■ **Objective**
Write out every entry exactly as given, but omit the pictures.

[Saved entries]

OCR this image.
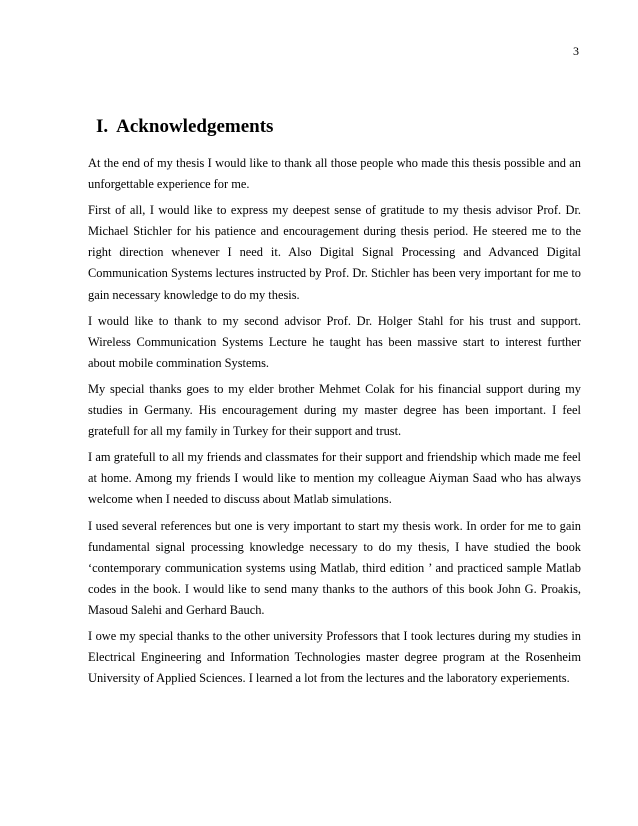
3
I. Acknowledgements

At the end of my thesis I would like to thank all those people who made this thesis possible and an unforgettable experience for me.

First of all, I would like to express my deepest sense of gratitude to my thesis advisor Prof. Dr. Michael Stichler for his patience and encouragement during thesis period. He steered me to the right direction whenever I need it. Also Digital Signal Processing and Advanced Digital Communication Systems lectures instructed by Prof. Dr. Stichler has been very important for me to gain necessary knowledge to do my thesis.

I would like to thank to my second advisor Prof. Dr. Holger Stahl for his trust and support. Wireless Communication Systems Lecture he taught has been massive start to interest further about mobile commination Systems.

My special thanks goes to my elder brother Mehmet Colak for his financial support during my studies in Germany. His encouragement during my master degree has been important. I feel gratefull for all my family in Turkey for their support and trust.

I am gratefull to all my friends and classmates for their support and friendship which made me feel at home. Among my friends I would like to mention my colleague Aiyman Saad who has always welcome when I needed to discuss about Matlab simulations.

I used several references but one is very important to start my thesis work. In order for me to gain fundamental signal processing knowledge necessary to do my thesis, I have studied the book ‘contemporary communication systems using Matlab, third edition ’ and practiced sample Matlab codes in the book. I would like to send many thanks to the authors of this book John G. Proakis, Masoud Salehi and Gerhard Bauch.

I owe my special thanks to the other university Professors that I took lectures during my studies in Electrical Engineering and Information Technologies master degree program at the Rosenheim University of Applied Sciences. I learned a lot from the lectures and the laboratory experiements.
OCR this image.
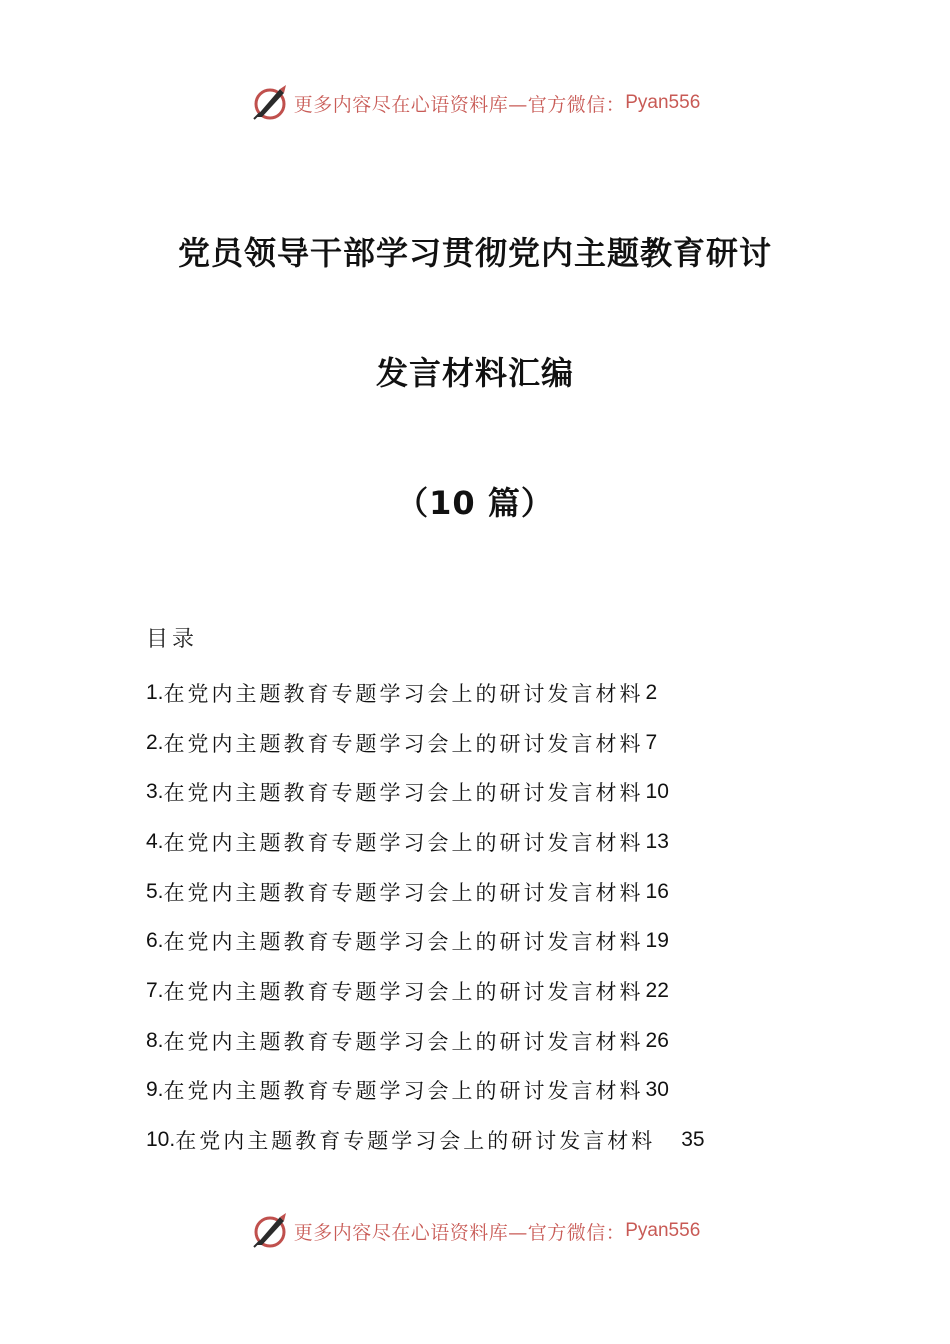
更多内容尽在心语资料库—官方微信： Pyan556
党员领导干部学习贯彻党内主题教育研讨
发言材料汇编
（10 篇）
目录
1. 在党内主题教育专题学习会上的研讨发言材料 2
2. 在党内主题教育专题学习会上的研讨发言材料 7
3. 在党内主题教育专题学习会上的研讨发言材料 10
4. 在党内主题教育专题学习会上的研讨发言材料 13
5. 在党内主题教育专题学习会上的研讨发言材料 16
6. 在党内主题教育专题学习会上的研讨发言材料 19
7. 在党内主题教育专题学习会上的研讨发言材料 22
8. 在党内主题教育专题学习会上的研讨发言材料 26
9. 在党内主题教育专题学习会上的研讨发言材料 30
10. 在党内主题教育专题学习会上的研讨发言材料 35
更多内容尽在心语资料库—官方微信： Pyan556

■ **Result of this task**
OCR this image.
3
I. Acknowledgements

At the end of my thesis I would like to thank all those people who made this thesis possible and an unforgettable experience for me.

First of all, I would like to express my deepest sense of gratitude to my thesis advisor Prof. Dr. Michael Stichler for his patience and encouragement during thesis period. He steered me to the right direction whenever I need it. Also Digital Signal Processing and Advanced Digital Communication Systems lectures instructed by Prof. Dr. Stichler has been very important for me to gain necessary knowledge to do my thesis.

I would like to thank to my second advisor Prof. Dr. Holger Stahl for his trust and support. Wireless Communication Systems Lecture he taught has been massive start to interest further about mobile commination Systems.

My special thanks goes to my elder brother Mehmet Colak for his financial support during my studies in Germany. His encouragement during my master degree has been important. I feel gratefull for all my family in Turkey for their support and trust.

I am gratefull to all my friends and classmates for their support and friendship which made me feel at home. Among my friends I would like to mention my colleague Aiyman Saad who has always welcome when I needed to discuss about Matlab simulations.

I used several references but one is very important to start my thesis work. In order for me to gain fundamental signal processing knowledge necessary to do my thesis, I have studied the book ‘contemporary communication systems using Matlab, third edition ’ and practiced sample Matlab codes in the book. I would like to send many thanks to the authors of this book John G. Proakis, Masoud Salehi and Gerhard Bauch.

I owe my special thanks to the other university Professors that I took lectures during my studies in Electrical Engineering and Information Technologies master degree program at the Rosenheim University of Applied Sciences. I learned a lot from the lectures and the laboratory experiements.
OCR this image.
更多内容尽在心语资料库—官方微信： Pyan556
党员领导干部学习贯彻党内主题教育研讨
发言材料汇编
（10 篇）
目录
1. 在党内主题教育专题学习会上的研讨发言材料 2
2. 在党内主题教育专题学习会上的研讨发言材料 7
3. 在党内主题教育专题学习会上的研讨发言材料 10
4. 在党内主题教育专题学习会上的研讨发言材料 13
5. 在党内主题教育专题学习会上的研讨发言材料 16
6. 在党内主题教育专题学习会上的研讨发言材料 19
7. 在党内主题教育专题学习会上的研讨发言材料 22
8. 在党内主题教育专题学习会上的研讨发言材料 26
9. 在党内主题教育专题学习会上的研讨发言材料 30
10. 在党内主题教育专题学习会上的研讨发言材料 35
更多内容尽在心语资料库—官方微信： Pyan556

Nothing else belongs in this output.